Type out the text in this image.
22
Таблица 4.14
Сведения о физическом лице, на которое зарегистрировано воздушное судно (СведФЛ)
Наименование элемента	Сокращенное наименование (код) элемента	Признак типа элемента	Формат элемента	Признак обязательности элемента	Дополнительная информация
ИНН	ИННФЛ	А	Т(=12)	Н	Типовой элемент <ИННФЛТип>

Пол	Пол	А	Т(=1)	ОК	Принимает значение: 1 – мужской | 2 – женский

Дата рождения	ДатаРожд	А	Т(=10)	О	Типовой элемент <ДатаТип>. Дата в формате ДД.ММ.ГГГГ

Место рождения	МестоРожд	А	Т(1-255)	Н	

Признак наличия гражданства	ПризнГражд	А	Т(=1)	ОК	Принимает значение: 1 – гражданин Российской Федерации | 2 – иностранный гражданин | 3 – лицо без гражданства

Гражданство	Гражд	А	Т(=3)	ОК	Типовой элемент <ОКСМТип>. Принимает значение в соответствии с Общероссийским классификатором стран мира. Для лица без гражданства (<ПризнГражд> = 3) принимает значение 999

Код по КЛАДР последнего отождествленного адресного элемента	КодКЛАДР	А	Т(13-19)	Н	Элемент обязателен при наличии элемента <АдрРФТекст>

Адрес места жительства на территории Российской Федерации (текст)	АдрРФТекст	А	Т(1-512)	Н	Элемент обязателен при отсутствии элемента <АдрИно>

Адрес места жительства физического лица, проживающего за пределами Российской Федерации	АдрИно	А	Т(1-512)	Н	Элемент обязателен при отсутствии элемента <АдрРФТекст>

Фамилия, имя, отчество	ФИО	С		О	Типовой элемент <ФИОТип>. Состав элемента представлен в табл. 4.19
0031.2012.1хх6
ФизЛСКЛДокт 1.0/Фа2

* WHAT IS BEING ASKED *
Go through the data and return every record exactly.

* SOLUTION FOR THIS TASK *
Type out the text in this image.
22
Таблица 4.14
Сведения о физическом лице, на которое зарегистрировано воздушное судно (СведФЛ)
Наименование элемента	Сокращенное наименование (код) элемента	Признак типа элемента	Формат элемента	Признак обязательности элемента	Дополнительная информация
ИНН	ИННФЛ	А	Т(=12)	Н	Типовой элемент <ИННФЛТип>

Пол	Пол	А	Т(=1)	ОК	Принимает значение: 1 – мужской | 2 – женский

Дата рождения	ДатаРожд	А	Т(=10)	О	Типовой элемент <ДатаТип>. Дата в формате ДД.ММ.ГГГГ

Место рождения	МестоРожд	А	Т(1-255)	Н	

Признак наличия гражданства	ПризнГражд	А	Т(=1)	ОК	Принимает значение: 1 – гражданин Российской Федерации | 2 – иностранный гражданин | 3 – лицо без гражданства

Гражданство	Гражд	А	Т(=3)	ОК	Типовой элемент <ОКСМТип>. Принимает значение в соответствии с Общероссийским классификатором стран мира. Для лица без гражданства (<ПризнГражд> = 3) принимает значение 999

Код по КЛАДР последнего отождествленного адресного элемента	КодКЛАДР	А	Т(13-19)	Н	Элемент обязателен при наличии элемента <АдрРФТекст>

Адрес места жительства на территории Российской Федерации (текст)	АдрРФТекст	А	Т(1-512)	Н	Элемент обязателен при отсутствии элемента <АдрИно>

Адрес места жительства физического лица, проживающего за пределами Российской Федерации	АдрИно	А	Т(1-512)	Н	Элемент обязателен при отсутствии элемента <АдрРФТекст>

Фамилия, имя, отчество	ФИО	С		О	Типовой элемент <ФИОТип>. Состав элемента представлен в табл. 4.19
0031.2012.1хх6
ФизЛСКЛДокт 1.0/Фа2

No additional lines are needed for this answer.